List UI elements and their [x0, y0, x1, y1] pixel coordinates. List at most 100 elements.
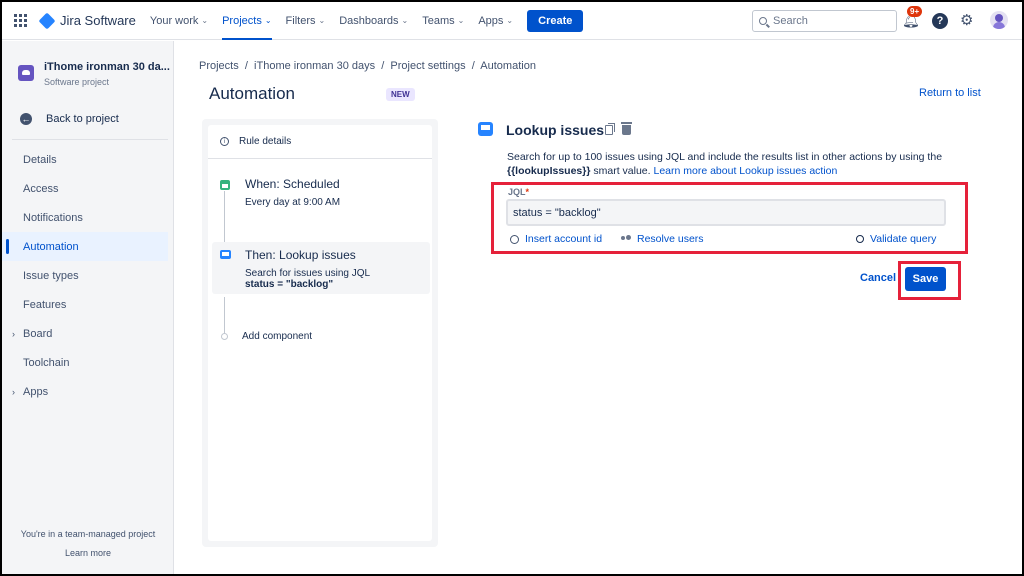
breadcrumb-separator: / — [468, 60, 478, 72]
back-to-project-link[interactable]: ← Back to project — [20, 113, 119, 125]
product-logo[interactable]: Jira Software — [38, 12, 136, 29]
avatar[interactable] — [990, 11, 1008, 29]
nav-filters[interactable]: Filters ⌄ — [286, 2, 326, 40]
copy-icon[interactable] — [605, 123, 615, 135]
cancel-button[interactable]: Cancel — [860, 272, 896, 284]
team-managed-note: You're in a team-managed project — [20, 529, 156, 539]
insert-account-id-link[interactable]: Insert account id — [510, 233, 602, 245]
sidebar-item-details[interactable]: Details — [2, 145, 174, 174]
breadcrumb-project[interactable]: iThome ironman 30 days — [254, 60, 375, 72]
resolve-users-link[interactable]: Resolve users — [621, 233, 704, 245]
nav-dashboards[interactable]: Dashboards ⌄ — [339, 2, 408, 40]
nav-apps[interactable]: Apps ⌄ — [478, 2, 513, 40]
sidebar-item-label: Apps — [23, 385, 49, 398]
chevron-down-icon: ⌄ — [318, 16, 326, 25]
back-label: Back to project — [46, 113, 119, 125]
sidebar-item-label: Details — [23, 153, 57, 166]
breadcrumb-settings[interactable]: Project settings — [390, 60, 465, 72]
sidebar-item-toolchain[interactable]: Toolchain — [2, 348, 174, 377]
return-to-list-link[interactable]: Return to list — [919, 87, 981, 99]
breadcrumb-automation[interactable]: Automation — [480, 60, 536, 72]
link-label: Resolve users — [637, 233, 704, 245]
jira-logo-icon — [38, 12, 56, 29]
lookup-issues-icon — [220, 250, 231, 259]
help-icon[interactable]: ? — [932, 13, 948, 29]
add-node-icon — [221, 333, 228, 340]
nav-label: Teams — [422, 14, 455, 27]
rule-panel: i Rule details When: Scheduled Every day… — [202, 119, 438, 547]
action-component[interactable]: Then: Lookup issues Search for issues us… — [212, 242, 430, 294]
nav-projects[interactable]: Projects ⌄ — [222, 2, 273, 40]
link-label: Insert account id — [525, 233, 603, 245]
chevron-right-icon: › — [12, 386, 15, 397]
search-input[interactable]: Search — [752, 10, 897, 32]
project-avatar-icon — [18, 65, 34, 81]
chevron-down-icon: ⌄ — [401, 16, 409, 25]
user-icon — [510, 234, 519, 244]
sidebar-item-label: Toolchain — [23, 356, 70, 369]
chevron-right-icon: › — [12, 328, 15, 339]
nav-label: Projects — [222, 14, 262, 27]
sidebar-item-notifications[interactable]: Notifications — [2, 203, 174, 232]
jql-field[interactable] — [506, 199, 946, 226]
sidebar-item-label: Notifications — [23, 211, 83, 224]
trash-icon[interactable] — [621, 122, 632, 135]
project-sidebar: iThome ironman 30 da... Software project… — [2, 41, 174, 574]
arrow-left-icon: ← — [20, 113, 32, 125]
calendar-icon — [220, 180, 230, 190]
save-button[interactable]: Save — [905, 267, 946, 291]
rule-canvas: i Rule details When: Scheduled Every day… — [208, 125, 432, 541]
top-navigation: Jira Software Your work ⌄ Projects ⌄ Filte… — [2, 2, 1022, 40]
rule-details-label: Rule details — [239, 136, 292, 147]
sidebar-item-label: Board — [23, 327, 53, 340]
sidebar-item-issue-types[interactable]: Issue types — [2, 261, 174, 290]
sidebar-item-label: Access — [23, 182, 59, 195]
create-button[interactable]: Create — [527, 9, 584, 32]
lookup-issues-icon — [478, 122, 493, 136]
sidebar-item-features[interactable]: Features — [2, 290, 174, 319]
sidebar-item-label: Features — [23, 298, 67, 311]
jql-label: JQL* — [508, 187, 529, 197]
search-placeholder: Search — [773, 15, 808, 27]
search-icon — [856, 235, 864, 243]
sidebar-item-apps[interactable]: › Apps — [2, 377, 174, 406]
nav-label: Your work — [149, 14, 199, 27]
sidebar-menu: Details Access Notifications Automation … — [2, 145, 174, 406]
nav-label: Filters — [285, 14, 316, 27]
validate-query-link[interactable]: Validate query — [856, 233, 936, 245]
search-icon — [759, 17, 767, 25]
chevron-down-icon: ⌄ — [457, 16, 465, 25]
chevron-down-icon: ⌄ — [506, 16, 514, 25]
app-window: Jira Software Your work ⌄ Projects ⌄ Filte… — [2, 2, 1022, 574]
learn-more-link[interactable]: Learn more — [2, 548, 174, 558]
new-badge: NEW — [386, 88, 415, 101]
nav-teams[interactable]: Teams ⌄ — [422, 2, 464, 40]
sidebar-item-access[interactable]: Access — [2, 174, 174, 203]
project-name: iThome ironman 30 da... — [44, 61, 170, 73]
add-component-label: Add component — [242, 331, 313, 342]
notifications-button[interactable]: 🔔︎ 9+ — [902, 6, 923, 30]
description-text: smart value. — [593, 165, 651, 177]
trigger-title: When: Scheduled — [245, 177, 340, 191]
nav-label: Dashboards — [339, 14, 399, 27]
page-title: Automation — [209, 84, 295, 103]
sidebar-item-label: Issue types — [23, 269, 79, 282]
app-switcher-icon[interactable] — [14, 13, 28, 28]
project-header[interactable]: iThome ironman 30 da... Software project — [18, 61, 170, 87]
sidebar-item-automation[interactable]: Automation — [2, 232, 168, 261]
add-component-button[interactable]: Add component — [218, 331, 312, 342]
sidebar-item-board[interactable]: › Board — [2, 319, 174, 348]
jql-helper-links: Insert account id Resolve users Validate… — [510, 233, 940, 247]
gear-icon[interactable]: ⚙ — [960, 11, 973, 29]
nav-label: Apps — [478, 14, 504, 27]
breadcrumb-separator: / — [378, 60, 388, 72]
users-icon — [621, 235, 631, 243]
rule-details-item[interactable]: i Rule details — [208, 125, 432, 159]
product-name: Jira Software — [60, 13, 136, 28]
breadcrumb-projects[interactable]: Projects — [199, 60, 239, 72]
nav-your-work[interactable]: Your work ⌄ — [150, 2, 208, 40]
chevron-down-icon: ⌄ — [201, 16, 209, 25]
smart-value: {{lookupIssues}} — [507, 165, 591, 177]
learn-more-lookup-link[interactable]: Learn more about Lookup issues action — [653, 165, 837, 177]
component-description: Search for up to 100 issues using JQL an… — [507, 150, 957, 178]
============================================================
OBJECTIVE — Rewrite all of the data above as a numbered list, skipping any blank lines and leaving out the pictures.

WRITTEN SOLUTION —
1. List UI elements and their [x0, y0, x1, y1] pixel coordinates. List at most 100 elements.
2. breadcrumb-separator: / — [468, 60, 478, 72]
3. back-to-project-link[interactable]: ← Back to project — [20, 113, 119, 125]
4. product-logo[interactable]: Jira Software — [38, 12, 136, 29]
5. avatar[interactable] — [990, 11, 1008, 29]
6. nav-filters[interactable]: Filters ⌄ — [286, 2, 326, 40]
7. copy-icon[interactable] — [605, 123, 615, 135]
8. cancel-button[interactable]: Cancel — [860, 272, 896, 284]
9. team-managed-note: You're in a team-managed project — [20, 529, 156, 539]
10. insert-account-id-link[interactable]: Insert account id — [510, 233, 602, 245]
11. sidebar-item-details[interactable]: Details — [2, 145, 174, 174]
12. breadcrumb-project[interactable]: iThome ironman 30 days — [254, 60, 375, 72]
13. resolve-users-link[interactable]: Resolve users — [621, 233, 704, 245]
14. nav-dashboards[interactable]: Dashboards ⌄ — [339, 2, 408, 40]
15. nav-apps[interactable]: Apps ⌄ — [478, 2, 513, 40]
16. sidebar-item-label: Apps — [23, 385, 49, 398]
17. chevron-down-icon: ⌄ — [318, 16, 326, 25]
18. back-label: Back to project — [46, 113, 119, 125]
19. sidebar-item-label: Details — [23, 153, 57, 166]
20. breadcrumb-settings[interactable]: Project settings — [390, 60, 465, 72]
21. sidebar-item-toolchain[interactable]: Toolchain — [2, 348, 174, 377]
22. return-to-list-link[interactable]: Return to list — [919, 87, 981, 99]
23. breadcrumb-automation[interactable]: Automation — [480, 60, 536, 72]
24. link-label: Resolve users — [637, 233, 704, 245]
25. jira-logo-icon — [38, 12, 56, 29]
26. lookup-issues-icon — [220, 250, 231, 259]
27. help-icon[interactable]: ? — [932, 13, 948, 29]
28. add-node-icon — [221, 333, 228, 340]
29. nav-label: Teams — [422, 14, 455, 27]
30. rule-panel: i Rule details When: Scheduled Every day… — [202, 119, 438, 547]
31. action-component[interactable]: Then: Lookup issues Search for issues us… — [212, 242, 430, 294]
32. nav-projects[interactable]: Projects ⌄ — [222, 2, 273, 40]
33. link-label: Insert account id — [525, 233, 603, 245]
34. chevron-right-icon: › — [12, 386, 15, 397]
35. search-input[interactable]: Search — [752, 10, 897, 32]
36. project-avatar-icon — [18, 65, 34, 81]
37. chevron-down-icon: ⌄ — [401, 16, 409, 25]
38. user-icon — [510, 234, 519, 244]
39. sidebar-item-label: Toolchain — [23, 356, 70, 369]
40. chevron-right-icon: › — [12, 328, 15, 339]
41. nav-label: Projects — [222, 14, 262, 27]
42. sidebar-item-notifications[interactable]: Notifications — [2, 203, 174, 232]
43. jql-field[interactable] — [506, 199, 946, 226]
44. sidebar-item-label: Notifications — [23, 211, 83, 224]
45. trash-icon[interactable] — [621, 122, 632, 135]
46. project-sidebar: iThome ironman 30 da... Software project… — [2, 41, 174, 574]
47. arrow-left-icon: ← — [20, 113, 32, 125]
48. calendar-icon — [220, 180, 230, 190]
49. save-button[interactable]: Save — [905, 267, 946, 291]
50. rule-canvas: i Rule details When: Scheduled Every day… — [208, 125, 432, 541]
51. top-navigation: Jira Software Your work ⌄ Projects ⌄ Filte… — [2, 2, 1022, 40]
52. rule-details-label: Rule details — [239, 136, 292, 147]
53. sidebar-item-label: Board — [23, 327, 53, 340]
54. sidebar-item-issue-types[interactable]: Issue types — [2, 261, 174, 290]
55. sidebar-item-label: Access — [23, 182, 59, 195]
56. create-button[interactable]: Create — [527, 9, 584, 32]
57. lookup-issues-icon — [478, 122, 493, 136]
58. sidebar-item-features[interactable]: Features — [2, 290, 174, 319]
59. sidebar-item-label: Features — [23, 298, 67, 311]
60. jql-label: JQL* — [508, 187, 529, 197]
61. search-placeholder: Search — [773, 15, 808, 27]
62. search-icon — [856, 235, 864, 243]
63. sidebar-item-apps[interactable]: › Apps — [2, 377, 174, 406]
64. nav-label: Your work — [149, 14, 199, 27]
65. sidebar-menu: Details Access Notifications Automation … — [2, 145, 174, 406]
66. nav-label: Filters — [285, 14, 316, 27]
67. validate-query-link[interactable]: Validate query — [856, 233, 936, 245]
68. search-icon — [759, 17, 767, 25]
69. chevron-down-icon: ⌄ — [457, 16, 465, 25]
70. chevron-down-icon: ⌄ — [506, 16, 514, 25]
71. app-window: Jira Software Your work ⌄ Projects ⌄ Filte… — [2, 2, 1022, 574]
72. learn-more-link[interactable]: Learn more — [2, 548, 174, 558]
73. new-badge: NEW — [386, 88, 415, 101]
74. nav-teams[interactable]: Teams ⌄ — [422, 2, 464, 40]
75. sidebar-item-access[interactable]: Access — [2, 174, 174, 203]
76. project-name: iThome ironman 30 da... — [44, 61, 170, 73]
77. add-component-label: Add component — [242, 331, 313, 342]
78. notifications-button[interactable]: 🔔︎ 9+ — [902, 6, 923, 30]
79. description-text: smart value. — [593, 165, 651, 177]
80. trigger-title: When: Scheduled — [245, 177, 340, 191]
81. nav-label: Dashboards — [339, 14, 399, 27]
82. page-title: Automation — [209, 84, 295, 103]
83. sidebar-item-label: Issue types — [23, 269, 79, 282]
84. app-switcher-icon[interactable] — [14, 13, 28, 28]
85. project-header[interactable]: iThome ironman 30 da... Software project — [18, 61, 170, 87]
86. sidebar-item-automation[interactable]: Automation — [2, 232, 168, 261]
87. add-component-button[interactable]: Add component — [218, 331, 312, 342]
88. sidebar-item-board[interactable]: › Board — [2, 319, 174, 348]
89. jql-helper-links: Insert account id Resolve users Validate… — [510, 233, 940, 247]
90. gear-icon[interactable]: ⚙ — [960, 11, 973, 29]
91. nav-label: Apps — [478, 14, 504, 27]
92. breadcrumb-separator: / — [378, 60, 388, 72]
93. users-icon — [621, 235, 631, 243]
94. rule-details-item[interactable]: i Rule details — [208, 125, 432, 159]
95. product-name: Jira Software — [60, 13, 136, 28]
96. breadcrumb-projects[interactable]: Projects — [199, 60, 239, 72]
97. nav-your-work[interactable]: Your work ⌄ — [150, 2, 208, 40]
98. chevron-down-icon: ⌄ — [201, 16, 209, 25]
99. smart-value: {{lookupIssues}} — [507, 165, 591, 177]
100. learn-more-lookup-link[interactable]: Learn more about Lookup issues action — [653, 165, 837, 177]
101. component-description: Search for up to 100 issues using JQL an… — [507, 150, 957, 178]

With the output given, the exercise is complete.